Start of RECORDED INFORMATION
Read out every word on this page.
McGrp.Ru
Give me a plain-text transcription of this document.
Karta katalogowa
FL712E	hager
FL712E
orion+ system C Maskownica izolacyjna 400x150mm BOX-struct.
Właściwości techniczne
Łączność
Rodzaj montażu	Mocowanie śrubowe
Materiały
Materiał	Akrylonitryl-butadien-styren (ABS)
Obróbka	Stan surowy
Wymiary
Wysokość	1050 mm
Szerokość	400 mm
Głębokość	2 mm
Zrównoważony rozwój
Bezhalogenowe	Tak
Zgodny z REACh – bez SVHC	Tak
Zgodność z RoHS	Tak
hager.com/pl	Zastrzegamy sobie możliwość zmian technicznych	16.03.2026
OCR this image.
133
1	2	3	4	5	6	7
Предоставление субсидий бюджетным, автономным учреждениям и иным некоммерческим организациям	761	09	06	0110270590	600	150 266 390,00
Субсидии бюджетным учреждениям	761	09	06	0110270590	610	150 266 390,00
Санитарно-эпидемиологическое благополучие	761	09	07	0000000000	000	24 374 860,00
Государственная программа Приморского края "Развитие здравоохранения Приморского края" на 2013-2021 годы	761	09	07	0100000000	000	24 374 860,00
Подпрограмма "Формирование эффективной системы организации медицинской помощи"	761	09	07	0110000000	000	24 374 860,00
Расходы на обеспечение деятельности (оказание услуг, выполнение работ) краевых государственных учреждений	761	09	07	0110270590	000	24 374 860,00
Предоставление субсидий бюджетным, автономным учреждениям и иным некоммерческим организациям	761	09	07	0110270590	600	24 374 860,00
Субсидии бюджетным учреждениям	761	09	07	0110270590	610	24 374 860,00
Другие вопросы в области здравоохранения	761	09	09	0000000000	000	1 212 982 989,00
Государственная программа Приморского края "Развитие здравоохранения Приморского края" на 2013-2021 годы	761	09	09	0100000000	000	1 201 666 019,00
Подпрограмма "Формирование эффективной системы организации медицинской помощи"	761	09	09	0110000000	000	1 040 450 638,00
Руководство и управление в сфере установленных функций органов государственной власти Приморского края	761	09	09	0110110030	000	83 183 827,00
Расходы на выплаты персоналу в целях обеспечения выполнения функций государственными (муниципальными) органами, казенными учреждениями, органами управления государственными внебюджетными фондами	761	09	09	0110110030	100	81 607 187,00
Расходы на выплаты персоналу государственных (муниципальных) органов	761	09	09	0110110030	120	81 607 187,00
End of RECORDED INFORMATION
SHORT PROBLEM:
Transcribe the whole listing exactly.

EXERCISE ANSWER:
Read out every word on this page.
McGrp.Ru
Give me a plain-text transcription of this document.
Karta katalogowa
FL712E	hager
FL712E
orion+ system C Maskownica izolacyjna 400x150mm BOX-struct.
Właściwości techniczne
Łączność
Rodzaj montażu	Mocowanie śrubowe
Materiały
Materiał	Akrylonitryl-butadien-styren (ABS)
Obróbka	Stan surowy
Wymiary
Wysokość	1050 mm
Szerokość	400 mm
Głębokość	2 mm
Zrównoważony rozwój
Bezhalogenowe	Tak
Zgodny z REACh – bez SVHC	Tak
Zgodność z RoHS	Tak
hager.com/pl	Zastrzegamy sobie możliwość zmian technicznych	16.03.2026
OCR this image.
133
1	2	3	4	5	6	7
Предоставление субсидий бюджетным, автономным учреждениям и иным некоммерческим организациям	761	09	06	0110270590	600	150 266 390,00
Субсидии бюджетным учреждениям	761	09	06	0110270590	610	150 266 390,00
Санитарно-эпидемиологическое благополучие	761	09	07	0000000000	000	24 374 860,00
Государственная программа Приморского края "Развитие здравоохранения Приморского края" на 2013-2021 годы	761	09	07	0100000000	000	24 374 860,00
Подпрограмма "Формирование эффективной системы организации медицинской помощи"	761	09	07	0110000000	000	24 374 860,00
Расходы на обеспечение деятельности (оказание услуг, выполнение работ) краевых государственных учреждений	761	09	07	0110270590	000	24 374 860,00
Предоставление субсидий бюджетным, автономным учреждениям и иным некоммерческим организациям	761	09	07	0110270590	600	24 374 860,00
Субсидии бюджетным учреждениям	761	09	07	0110270590	610	24 374 860,00
Другие вопросы в области здравоохранения	761	09	09	0000000000	000	1 212 982 989,00
Государственная программа Приморского края "Развитие здравоохранения Приморского края" на 2013-2021 годы	761	09	09	0100000000	000	1 201 666 019,00
Подпрограмма "Формирование эффективной системы организации медицинской помощи"	761	09	09	0110000000	000	1 040 450 638,00
Руководство и управление в сфере установленных функций органов государственной власти Приморского края	761	09	09	0110110030	000	83 183 827,00
Расходы на выплаты персоналу в целях обеспечения выполнения функций государственными (муниципальными) органами, казенными учреждениями, органами управления государственными внебюджетными фондами	761	09	09	0110110030	100	81 607 187,00
Расходы на выплаты персоналу государственных (муниципальных) органов	761	09	09	0110110030	120	81 607 187,00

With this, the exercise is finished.